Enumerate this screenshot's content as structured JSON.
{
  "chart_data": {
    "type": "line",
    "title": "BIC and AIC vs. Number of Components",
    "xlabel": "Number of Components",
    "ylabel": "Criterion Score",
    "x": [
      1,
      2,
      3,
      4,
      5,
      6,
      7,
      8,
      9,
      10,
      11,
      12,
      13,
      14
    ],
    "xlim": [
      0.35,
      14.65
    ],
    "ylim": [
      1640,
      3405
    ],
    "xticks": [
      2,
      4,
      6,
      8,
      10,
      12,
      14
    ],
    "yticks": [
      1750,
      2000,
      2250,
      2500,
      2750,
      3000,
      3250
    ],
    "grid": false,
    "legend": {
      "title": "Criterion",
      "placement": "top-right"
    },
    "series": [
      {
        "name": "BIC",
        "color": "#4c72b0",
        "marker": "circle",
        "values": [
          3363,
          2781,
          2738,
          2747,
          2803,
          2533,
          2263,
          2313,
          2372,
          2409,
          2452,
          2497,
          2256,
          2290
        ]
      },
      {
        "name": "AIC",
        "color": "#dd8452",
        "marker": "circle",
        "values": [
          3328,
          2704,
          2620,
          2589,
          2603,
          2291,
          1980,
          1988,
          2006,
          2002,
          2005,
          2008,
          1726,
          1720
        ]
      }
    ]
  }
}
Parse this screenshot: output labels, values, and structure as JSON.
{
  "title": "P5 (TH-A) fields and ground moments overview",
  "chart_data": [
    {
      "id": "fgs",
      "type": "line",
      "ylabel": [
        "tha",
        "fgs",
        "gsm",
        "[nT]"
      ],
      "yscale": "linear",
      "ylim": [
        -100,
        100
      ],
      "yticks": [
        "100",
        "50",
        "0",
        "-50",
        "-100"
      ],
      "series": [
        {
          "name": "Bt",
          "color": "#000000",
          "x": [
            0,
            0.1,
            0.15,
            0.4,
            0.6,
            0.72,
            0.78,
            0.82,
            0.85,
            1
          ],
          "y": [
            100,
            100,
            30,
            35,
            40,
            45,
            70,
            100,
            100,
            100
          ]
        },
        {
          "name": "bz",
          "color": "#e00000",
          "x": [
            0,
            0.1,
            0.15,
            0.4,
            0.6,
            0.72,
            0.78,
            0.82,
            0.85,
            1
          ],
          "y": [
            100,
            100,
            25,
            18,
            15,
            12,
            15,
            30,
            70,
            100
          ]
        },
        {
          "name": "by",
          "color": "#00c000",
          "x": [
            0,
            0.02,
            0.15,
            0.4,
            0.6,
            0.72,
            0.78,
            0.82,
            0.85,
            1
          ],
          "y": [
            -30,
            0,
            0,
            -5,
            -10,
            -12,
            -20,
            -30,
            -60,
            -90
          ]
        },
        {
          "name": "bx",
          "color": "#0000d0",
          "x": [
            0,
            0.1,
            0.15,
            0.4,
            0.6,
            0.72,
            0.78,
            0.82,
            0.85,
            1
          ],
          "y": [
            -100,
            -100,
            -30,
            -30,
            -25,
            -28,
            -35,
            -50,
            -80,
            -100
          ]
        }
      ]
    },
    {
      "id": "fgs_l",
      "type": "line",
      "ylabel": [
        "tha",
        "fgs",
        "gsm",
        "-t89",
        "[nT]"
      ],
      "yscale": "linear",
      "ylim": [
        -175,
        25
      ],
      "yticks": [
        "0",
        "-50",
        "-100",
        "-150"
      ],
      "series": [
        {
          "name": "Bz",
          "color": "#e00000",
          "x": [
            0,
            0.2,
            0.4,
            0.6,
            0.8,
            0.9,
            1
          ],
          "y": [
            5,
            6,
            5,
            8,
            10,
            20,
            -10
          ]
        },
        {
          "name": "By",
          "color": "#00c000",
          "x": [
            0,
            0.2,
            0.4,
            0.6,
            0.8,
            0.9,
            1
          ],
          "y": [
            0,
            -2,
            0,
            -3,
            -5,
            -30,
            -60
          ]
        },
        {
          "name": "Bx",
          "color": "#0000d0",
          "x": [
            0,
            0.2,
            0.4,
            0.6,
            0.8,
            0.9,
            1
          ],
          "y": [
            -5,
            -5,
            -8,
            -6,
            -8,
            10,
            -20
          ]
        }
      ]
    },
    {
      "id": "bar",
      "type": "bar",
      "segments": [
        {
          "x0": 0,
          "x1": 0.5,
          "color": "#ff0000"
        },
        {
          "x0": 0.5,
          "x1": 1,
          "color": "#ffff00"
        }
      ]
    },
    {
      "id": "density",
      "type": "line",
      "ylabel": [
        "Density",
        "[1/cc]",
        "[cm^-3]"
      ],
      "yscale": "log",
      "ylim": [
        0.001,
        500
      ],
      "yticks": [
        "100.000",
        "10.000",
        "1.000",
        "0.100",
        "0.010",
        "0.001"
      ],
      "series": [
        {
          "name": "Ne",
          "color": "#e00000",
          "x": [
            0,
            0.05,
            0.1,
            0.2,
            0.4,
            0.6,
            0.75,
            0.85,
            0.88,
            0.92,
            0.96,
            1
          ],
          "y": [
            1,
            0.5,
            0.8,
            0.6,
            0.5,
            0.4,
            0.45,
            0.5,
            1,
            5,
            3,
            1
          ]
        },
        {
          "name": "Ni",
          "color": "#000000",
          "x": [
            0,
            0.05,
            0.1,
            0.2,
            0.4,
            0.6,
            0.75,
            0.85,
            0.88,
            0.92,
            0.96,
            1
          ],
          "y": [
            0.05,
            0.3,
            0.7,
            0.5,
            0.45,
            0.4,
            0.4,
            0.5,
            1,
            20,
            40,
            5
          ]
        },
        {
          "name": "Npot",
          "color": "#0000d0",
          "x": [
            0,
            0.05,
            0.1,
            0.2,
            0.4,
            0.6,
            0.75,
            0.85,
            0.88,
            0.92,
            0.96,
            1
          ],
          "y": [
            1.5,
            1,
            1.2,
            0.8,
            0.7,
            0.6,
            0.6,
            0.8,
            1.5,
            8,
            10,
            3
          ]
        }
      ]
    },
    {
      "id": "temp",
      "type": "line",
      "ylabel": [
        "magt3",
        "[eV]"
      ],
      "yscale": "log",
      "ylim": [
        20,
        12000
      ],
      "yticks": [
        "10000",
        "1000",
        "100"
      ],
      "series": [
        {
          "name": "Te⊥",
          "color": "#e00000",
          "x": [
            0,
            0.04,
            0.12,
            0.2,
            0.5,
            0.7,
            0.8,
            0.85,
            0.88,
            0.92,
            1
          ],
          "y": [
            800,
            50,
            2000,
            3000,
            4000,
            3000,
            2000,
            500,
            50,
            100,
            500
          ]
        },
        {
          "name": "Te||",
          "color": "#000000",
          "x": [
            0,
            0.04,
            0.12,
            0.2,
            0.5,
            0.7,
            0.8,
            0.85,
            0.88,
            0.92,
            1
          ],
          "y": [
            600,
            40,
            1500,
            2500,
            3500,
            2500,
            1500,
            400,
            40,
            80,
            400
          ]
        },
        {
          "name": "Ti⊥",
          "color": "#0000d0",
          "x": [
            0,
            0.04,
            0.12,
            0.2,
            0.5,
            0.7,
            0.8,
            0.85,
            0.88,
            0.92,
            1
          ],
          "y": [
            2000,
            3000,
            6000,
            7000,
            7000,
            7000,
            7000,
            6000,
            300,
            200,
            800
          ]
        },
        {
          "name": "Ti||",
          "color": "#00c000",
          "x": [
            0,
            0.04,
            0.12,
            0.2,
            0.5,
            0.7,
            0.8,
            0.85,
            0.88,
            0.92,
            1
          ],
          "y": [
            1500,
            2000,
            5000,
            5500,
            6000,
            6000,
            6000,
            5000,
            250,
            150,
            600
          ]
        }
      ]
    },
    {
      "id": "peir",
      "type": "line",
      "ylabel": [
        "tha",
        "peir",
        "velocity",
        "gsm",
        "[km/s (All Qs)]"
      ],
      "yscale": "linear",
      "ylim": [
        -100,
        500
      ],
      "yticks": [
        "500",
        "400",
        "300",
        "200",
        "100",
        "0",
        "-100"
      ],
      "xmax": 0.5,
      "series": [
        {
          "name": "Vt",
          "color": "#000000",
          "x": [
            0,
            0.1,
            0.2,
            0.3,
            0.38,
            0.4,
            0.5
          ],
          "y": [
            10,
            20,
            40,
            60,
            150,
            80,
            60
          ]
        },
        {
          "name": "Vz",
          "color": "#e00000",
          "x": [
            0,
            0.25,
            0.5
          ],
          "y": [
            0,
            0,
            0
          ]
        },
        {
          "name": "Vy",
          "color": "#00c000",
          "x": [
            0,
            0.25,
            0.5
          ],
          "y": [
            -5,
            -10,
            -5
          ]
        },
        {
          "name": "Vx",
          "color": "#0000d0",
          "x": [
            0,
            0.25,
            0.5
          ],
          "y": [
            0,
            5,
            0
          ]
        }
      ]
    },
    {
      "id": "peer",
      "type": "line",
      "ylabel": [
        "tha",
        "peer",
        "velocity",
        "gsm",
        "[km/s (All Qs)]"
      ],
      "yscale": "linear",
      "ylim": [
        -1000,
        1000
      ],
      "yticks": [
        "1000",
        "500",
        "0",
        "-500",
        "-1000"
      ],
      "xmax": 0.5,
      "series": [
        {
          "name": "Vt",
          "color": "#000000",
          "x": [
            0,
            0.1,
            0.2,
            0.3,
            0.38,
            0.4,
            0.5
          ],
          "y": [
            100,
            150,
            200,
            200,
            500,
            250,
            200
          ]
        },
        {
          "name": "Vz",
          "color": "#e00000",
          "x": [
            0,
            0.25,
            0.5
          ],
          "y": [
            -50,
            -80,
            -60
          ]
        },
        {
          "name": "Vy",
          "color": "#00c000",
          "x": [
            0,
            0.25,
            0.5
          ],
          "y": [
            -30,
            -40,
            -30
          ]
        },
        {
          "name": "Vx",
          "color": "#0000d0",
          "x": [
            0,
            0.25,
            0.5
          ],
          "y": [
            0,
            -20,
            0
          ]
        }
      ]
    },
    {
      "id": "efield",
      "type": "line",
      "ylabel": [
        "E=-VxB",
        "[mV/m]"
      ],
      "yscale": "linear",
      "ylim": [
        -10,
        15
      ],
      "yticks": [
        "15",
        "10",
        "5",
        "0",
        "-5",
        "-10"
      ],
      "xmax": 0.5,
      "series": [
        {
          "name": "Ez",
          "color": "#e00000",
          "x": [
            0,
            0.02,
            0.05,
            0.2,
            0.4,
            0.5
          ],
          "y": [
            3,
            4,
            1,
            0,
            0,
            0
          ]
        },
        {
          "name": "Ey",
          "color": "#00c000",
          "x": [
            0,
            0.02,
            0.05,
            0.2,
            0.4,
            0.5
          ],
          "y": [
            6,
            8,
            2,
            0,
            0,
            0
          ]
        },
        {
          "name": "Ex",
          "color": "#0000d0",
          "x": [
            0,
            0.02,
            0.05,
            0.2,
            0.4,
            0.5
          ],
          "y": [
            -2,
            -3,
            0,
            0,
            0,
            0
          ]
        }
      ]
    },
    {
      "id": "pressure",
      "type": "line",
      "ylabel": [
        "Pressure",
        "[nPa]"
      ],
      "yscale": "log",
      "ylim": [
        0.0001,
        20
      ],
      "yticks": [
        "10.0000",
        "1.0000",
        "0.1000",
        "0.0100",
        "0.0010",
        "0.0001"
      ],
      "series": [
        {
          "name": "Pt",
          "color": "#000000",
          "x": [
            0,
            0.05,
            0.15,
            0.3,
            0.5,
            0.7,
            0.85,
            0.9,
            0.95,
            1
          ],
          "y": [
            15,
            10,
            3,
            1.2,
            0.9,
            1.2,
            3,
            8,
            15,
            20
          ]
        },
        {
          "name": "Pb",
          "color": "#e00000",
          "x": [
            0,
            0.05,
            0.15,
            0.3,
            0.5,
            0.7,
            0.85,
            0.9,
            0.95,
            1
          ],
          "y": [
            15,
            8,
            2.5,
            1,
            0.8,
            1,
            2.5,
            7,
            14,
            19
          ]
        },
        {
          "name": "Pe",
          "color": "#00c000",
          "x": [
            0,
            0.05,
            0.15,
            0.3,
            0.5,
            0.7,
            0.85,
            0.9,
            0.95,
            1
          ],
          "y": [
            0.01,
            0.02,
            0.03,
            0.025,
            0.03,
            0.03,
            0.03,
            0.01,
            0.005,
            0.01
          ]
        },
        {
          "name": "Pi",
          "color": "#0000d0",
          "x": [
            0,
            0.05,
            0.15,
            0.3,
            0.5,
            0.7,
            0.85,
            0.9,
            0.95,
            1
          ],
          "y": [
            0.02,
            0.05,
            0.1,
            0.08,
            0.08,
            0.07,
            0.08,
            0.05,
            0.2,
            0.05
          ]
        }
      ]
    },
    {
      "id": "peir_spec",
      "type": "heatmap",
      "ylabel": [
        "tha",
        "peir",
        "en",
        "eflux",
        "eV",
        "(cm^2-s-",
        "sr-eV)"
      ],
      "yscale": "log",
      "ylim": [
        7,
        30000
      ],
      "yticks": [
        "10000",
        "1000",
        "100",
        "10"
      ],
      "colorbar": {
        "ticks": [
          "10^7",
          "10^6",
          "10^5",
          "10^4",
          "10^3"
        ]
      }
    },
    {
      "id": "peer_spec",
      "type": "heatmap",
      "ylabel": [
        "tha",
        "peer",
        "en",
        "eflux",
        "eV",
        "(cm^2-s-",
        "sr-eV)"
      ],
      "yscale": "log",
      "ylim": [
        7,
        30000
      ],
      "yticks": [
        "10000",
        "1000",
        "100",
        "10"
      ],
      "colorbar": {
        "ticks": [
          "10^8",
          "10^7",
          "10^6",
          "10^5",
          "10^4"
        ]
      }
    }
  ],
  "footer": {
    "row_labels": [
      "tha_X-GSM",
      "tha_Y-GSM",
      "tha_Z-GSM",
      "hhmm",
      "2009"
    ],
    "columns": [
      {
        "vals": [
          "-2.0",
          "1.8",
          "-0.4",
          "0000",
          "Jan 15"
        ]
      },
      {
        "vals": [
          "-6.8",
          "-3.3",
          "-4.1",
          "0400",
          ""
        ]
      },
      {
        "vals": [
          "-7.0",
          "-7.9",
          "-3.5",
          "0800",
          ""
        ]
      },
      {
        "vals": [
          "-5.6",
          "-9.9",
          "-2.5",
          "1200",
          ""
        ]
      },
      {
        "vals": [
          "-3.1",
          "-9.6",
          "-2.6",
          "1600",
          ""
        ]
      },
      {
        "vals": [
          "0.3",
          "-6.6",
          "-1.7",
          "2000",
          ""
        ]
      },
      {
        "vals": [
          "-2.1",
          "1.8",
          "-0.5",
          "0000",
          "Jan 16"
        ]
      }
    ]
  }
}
┄┄┄┄┄┄┄┄┄┄
§ Description of the task
Pull out all lines from the entries above in which the word "Number" appears.

§ Answer below
    "title": "BIC and AIC vs. Number of Components",
    "xlabel": "Number of Components",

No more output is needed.